[START]

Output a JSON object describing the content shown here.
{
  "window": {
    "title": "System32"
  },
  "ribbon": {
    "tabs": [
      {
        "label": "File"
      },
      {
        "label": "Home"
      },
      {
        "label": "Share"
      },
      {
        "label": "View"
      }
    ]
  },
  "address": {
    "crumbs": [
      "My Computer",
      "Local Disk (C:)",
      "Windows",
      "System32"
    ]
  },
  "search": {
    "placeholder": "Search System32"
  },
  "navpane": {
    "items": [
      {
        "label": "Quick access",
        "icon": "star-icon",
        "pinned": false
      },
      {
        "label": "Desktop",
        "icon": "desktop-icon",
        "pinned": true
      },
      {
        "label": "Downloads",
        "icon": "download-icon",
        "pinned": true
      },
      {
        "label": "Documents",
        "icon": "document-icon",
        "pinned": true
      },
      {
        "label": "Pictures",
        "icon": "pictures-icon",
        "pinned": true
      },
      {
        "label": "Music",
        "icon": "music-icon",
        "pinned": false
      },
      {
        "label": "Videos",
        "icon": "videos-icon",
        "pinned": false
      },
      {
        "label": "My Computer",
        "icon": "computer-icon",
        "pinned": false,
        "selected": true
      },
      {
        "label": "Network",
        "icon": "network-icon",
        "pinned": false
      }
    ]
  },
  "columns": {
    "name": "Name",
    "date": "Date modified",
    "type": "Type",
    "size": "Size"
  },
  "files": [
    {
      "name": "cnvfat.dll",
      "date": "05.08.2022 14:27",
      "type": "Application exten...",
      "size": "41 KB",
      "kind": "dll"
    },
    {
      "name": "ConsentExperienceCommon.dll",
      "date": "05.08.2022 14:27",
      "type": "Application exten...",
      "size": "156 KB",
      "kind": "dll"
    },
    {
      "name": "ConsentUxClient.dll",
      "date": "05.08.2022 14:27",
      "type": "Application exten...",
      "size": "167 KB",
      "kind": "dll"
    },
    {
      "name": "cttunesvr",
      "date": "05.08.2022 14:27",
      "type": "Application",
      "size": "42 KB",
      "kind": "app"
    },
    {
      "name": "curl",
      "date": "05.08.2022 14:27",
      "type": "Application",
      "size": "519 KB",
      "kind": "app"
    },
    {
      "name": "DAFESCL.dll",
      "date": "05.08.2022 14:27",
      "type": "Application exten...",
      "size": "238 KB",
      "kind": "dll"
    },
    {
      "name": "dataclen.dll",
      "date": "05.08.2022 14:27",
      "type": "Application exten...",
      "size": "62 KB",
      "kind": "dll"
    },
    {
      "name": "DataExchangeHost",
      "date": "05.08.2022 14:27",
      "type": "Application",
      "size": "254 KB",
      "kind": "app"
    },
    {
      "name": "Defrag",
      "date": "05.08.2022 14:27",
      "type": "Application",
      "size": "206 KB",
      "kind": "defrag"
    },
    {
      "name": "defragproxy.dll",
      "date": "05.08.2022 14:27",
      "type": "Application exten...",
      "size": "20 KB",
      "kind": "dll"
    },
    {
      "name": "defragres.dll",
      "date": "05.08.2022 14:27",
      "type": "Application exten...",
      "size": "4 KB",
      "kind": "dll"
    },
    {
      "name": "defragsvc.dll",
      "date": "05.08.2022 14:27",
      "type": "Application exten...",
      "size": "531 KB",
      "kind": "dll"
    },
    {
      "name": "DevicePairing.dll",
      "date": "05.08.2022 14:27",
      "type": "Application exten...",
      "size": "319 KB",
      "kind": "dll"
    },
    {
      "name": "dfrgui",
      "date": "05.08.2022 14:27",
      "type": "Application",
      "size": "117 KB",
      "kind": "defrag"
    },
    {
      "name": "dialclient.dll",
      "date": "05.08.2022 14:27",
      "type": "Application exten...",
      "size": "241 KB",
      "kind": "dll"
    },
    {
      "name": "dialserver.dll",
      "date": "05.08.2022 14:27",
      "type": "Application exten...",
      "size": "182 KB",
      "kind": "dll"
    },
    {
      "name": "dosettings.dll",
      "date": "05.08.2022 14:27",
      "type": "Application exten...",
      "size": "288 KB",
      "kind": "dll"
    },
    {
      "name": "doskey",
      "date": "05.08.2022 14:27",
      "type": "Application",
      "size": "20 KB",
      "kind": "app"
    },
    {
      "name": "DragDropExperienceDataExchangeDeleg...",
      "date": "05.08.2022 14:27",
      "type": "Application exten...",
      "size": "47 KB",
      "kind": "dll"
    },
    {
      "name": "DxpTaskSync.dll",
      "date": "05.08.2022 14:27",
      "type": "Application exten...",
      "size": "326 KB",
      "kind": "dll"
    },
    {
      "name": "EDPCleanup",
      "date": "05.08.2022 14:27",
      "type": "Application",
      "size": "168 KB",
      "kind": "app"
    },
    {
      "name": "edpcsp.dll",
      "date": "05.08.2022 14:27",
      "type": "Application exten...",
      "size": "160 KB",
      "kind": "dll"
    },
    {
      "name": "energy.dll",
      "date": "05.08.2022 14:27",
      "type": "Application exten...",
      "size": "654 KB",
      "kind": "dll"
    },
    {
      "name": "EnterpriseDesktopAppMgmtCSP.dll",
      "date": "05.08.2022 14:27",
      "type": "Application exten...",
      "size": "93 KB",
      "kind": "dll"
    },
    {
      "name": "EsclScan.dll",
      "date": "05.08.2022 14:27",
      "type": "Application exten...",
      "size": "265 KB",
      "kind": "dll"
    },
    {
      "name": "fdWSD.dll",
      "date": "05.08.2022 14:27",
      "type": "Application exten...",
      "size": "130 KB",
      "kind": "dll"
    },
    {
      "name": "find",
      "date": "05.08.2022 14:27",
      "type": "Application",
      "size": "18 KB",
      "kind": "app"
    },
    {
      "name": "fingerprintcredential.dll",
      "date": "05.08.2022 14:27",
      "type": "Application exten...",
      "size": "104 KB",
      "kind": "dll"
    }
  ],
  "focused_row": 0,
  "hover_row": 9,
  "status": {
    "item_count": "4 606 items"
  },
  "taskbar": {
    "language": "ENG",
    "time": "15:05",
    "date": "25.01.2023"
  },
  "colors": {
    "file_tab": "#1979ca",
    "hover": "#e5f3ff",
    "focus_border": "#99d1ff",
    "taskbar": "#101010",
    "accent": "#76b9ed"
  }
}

[END]

[What to work on] Output each record exactly, leaving nothing out.

[Task output]
Output a JSON object describing the content shown here.
{
  "window": {
    "title": "System32"
  },
  "ribbon": {
    "tabs": [
      {
        "label": "File"
      },
      {
        "label": "Home"
      },
      {
        "label": "Share"
      },
      {
        "label": "View"
      }
    ]
  },
  "address": {
    "crumbs": [
      "My Computer",
      "Local Disk (C:)",
      "Windows",
      "System32"
    ]
  },
  "search": {
    "placeholder": "Search System32"
  },
  "navpane": {
    "items": [
      {
        "label": "Quick access",
        "icon": "star-icon",
        "pinned": false
      },
      {
        "label": "Desktop",
        "icon": "desktop-icon",
        "pinned": true
      },
      {
        "label": "Downloads",
        "icon": "download-icon",
        "pinned": true
      },
      {
        "label": "Documents",
        "icon": "document-icon",
        "pinned": true
      },
      {
        "label": "Pictures",
        "icon": "pictures-icon",
        "pinned": true
      },
      {
        "label": "Music",
        "icon": "music-icon",
        "pinned": false
      },
      {
        "label": "Videos",
        "icon": "videos-icon",
        "pinned": false
      },
      {
        "label": "My Computer",
        "icon": "computer-icon",
        "pinned": false,
        "selected": true
      },
      {
        "label": "Network",
        "icon": "network-icon",
        "pinned": false
      }
    ]
  },
  "columns": {
    "name": "Name",
    "date": "Date modified",
    "type": "Type",
    "size": "Size"
  },
  "files": [
    {
      "name": "cnvfat.dll",
      "date": "05.08.2022 14:27",
      "type": "Application exten...",
      "size": "41 KB",
      "kind": "dll"
    },
    {
      "name": "ConsentExperienceCommon.dll",
      "date": "05.08.2022 14:27",
      "type": "Application exten...",
      "size": "156 KB",
      "kind": "dll"
    },
    {
      "name": "ConsentUxClient.dll",
      "date": "05.08.2022 14:27",
      "type": "Application exten...",
      "size": "167 KB",
      "kind": "dll"
    },
    {
      "name": "cttunesvr",
      "date": "05.08.2022 14:27",
      "type": "Application",
      "size": "42 KB",
      "kind": "app"
    },
    {
      "name": "curl",
      "date": "05.08.2022 14:27",
      "type": "Application",
      "size": "519 KB",
      "kind": "app"
    },
    {
      "name": "DAFESCL.dll",
      "date": "05.08.2022 14:27",
      "type": "Application exten...",
      "size": "238 KB",
      "kind": "dll"
    },
    {
      "name": "dataclen.dll",
      "date": "05.08.2022 14:27",
      "type": "Application exten...",
      "size": "62 KB",
      "kind": "dll"
    },
    {
      "name": "DataExchangeHost",
      "date": "05.08.2022 14:27",
      "type": "Application",
      "size": "254 KB",
      "kind": "app"
    },
    {
      "name": "Defrag",
      "date": "05.08.2022 14:27",
      "type": "Application",
      "size": "206 KB",
      "kind": "defrag"
    },
    {
      "name": "defragproxy.dll",
      "date": "05.08.2022 14:27",
      "type": "Application exten...",
      "size": "20 KB",
      "kind": "dll"
    },
    {
      "name": "defragres.dll",
      "date": "05.08.2022 14:27",
      "type": "Application exten...",
      "size": "4 KB",
      "kind": "dll"
    },
    {
      "name": "defragsvc.dll",
      "date": "05.08.2022 14:27",
      "type": "Application exten...",
      "size": "531 KB",
      "kind": "dll"
    },
    {
      "name": "DevicePairing.dll",
      "date": "05.08.2022 14:27",
      "type": "Application exten...",
      "size": "319 KB",
      "kind": "dll"
    },
    {
      "name": "dfrgui",
      "date": "05.08.2022 14:27",
      "type": "Application",
      "size": "117 KB",
      "kind": "defrag"
    },
    {
      "name": "dialclient.dll",
      "date": "05.08.2022 14:27",
      "type": "Application exten...",
      "size": "241 KB",
      "kind": "dll"
    },
    {
      "name": "dialserver.dll",
      "date": "05.08.2022 14:27",
      "type": "Application exten...",
      "size": "182 KB",
      "kind": "dll"
    },
    {
      "name": "dosettings.dll",
      "date": "05.08.2022 14:27",
      "type": "Application exten...",
      "size": "288 KB",
      "kind": "dll"
    },
    {
      "name": "doskey",
      "date": "05.08.2022 14:27",
      "type": "Application",
      "size": "20 KB",
      "kind": "app"
    },
    {
      "name": "DragDropExperienceDataExchangeDeleg...",
      "date": "05.08.2022 14:27",
      "type": "Application exten...",
      "size": "47 KB",
      "kind": "dll"
    },
    {
      "name": "DxpTaskSync.dll",
      "date": "05.08.2022 14:27",
      "type": "Application exten...",
      "size": "326 KB",
      "kind": "dll"
    },
    {
      "name": "EDPCleanup",
      "date": "05.08.2022 14:27",
      "type": "Application",
      "size": "168 KB",
      "kind": "app"
    },
    {
      "name": "edpcsp.dll",
      "date": "05.08.2022 14:27",
      "type": "Application exten...",
      "size": "160 KB",
      "kind": "dll"
    },
    {
      "name": "energy.dll",
      "date": "05.08.2022 14:27",
      "type": "Application exten...",
      "size": "654 KB",
      "kind": "dll"
    },
    {
      "name": "EnterpriseDesktopAppMgmtCSP.dll",
      "date": "05.08.2022 14:27",
      "type": "Application exten...",
      "size": "93 KB",
      "kind": "dll"
    },
    {
      "name": "EsclScan.dll",
      "date": "05.08.2022 14:27",
      "type": "Application exten...",
      "size": "265 KB",
      "kind": "dll"
    },
    {
      "name": "fdWSD.dll",
      "date": "05.08.2022 14:27",
      "type": "Application exten...",
      "size": "130 KB",
      "kind": "dll"
    },
    {
      "name": "find",
      "date": "05.08.2022 14:27",
      "type": "Application",
      "size": "18 KB",
      "kind": "app"
    },
    {
      "name": "fingerprintcredential.dll",
      "date": "05.08.2022 14:27",
      "type": "Application exten...",
      "size": "104 KB",
      "kind": "dll"
    }
  ],
  "focused_row": 0,
  "hover_row": 9,
  "status": {
    "item_count": "4 606 items"
  },
  "taskbar": {
    "language": "ENG",
    "time": "15:05",
    "date": "25.01.2023"
  },
  "colors": {
    "file_tab": "#1979ca",
    "hover": "#e5f3ff",
    "focus_border": "#99d1ff",
    "taskbar": "#101010",
    "accent": "#76b9ed"
  }
}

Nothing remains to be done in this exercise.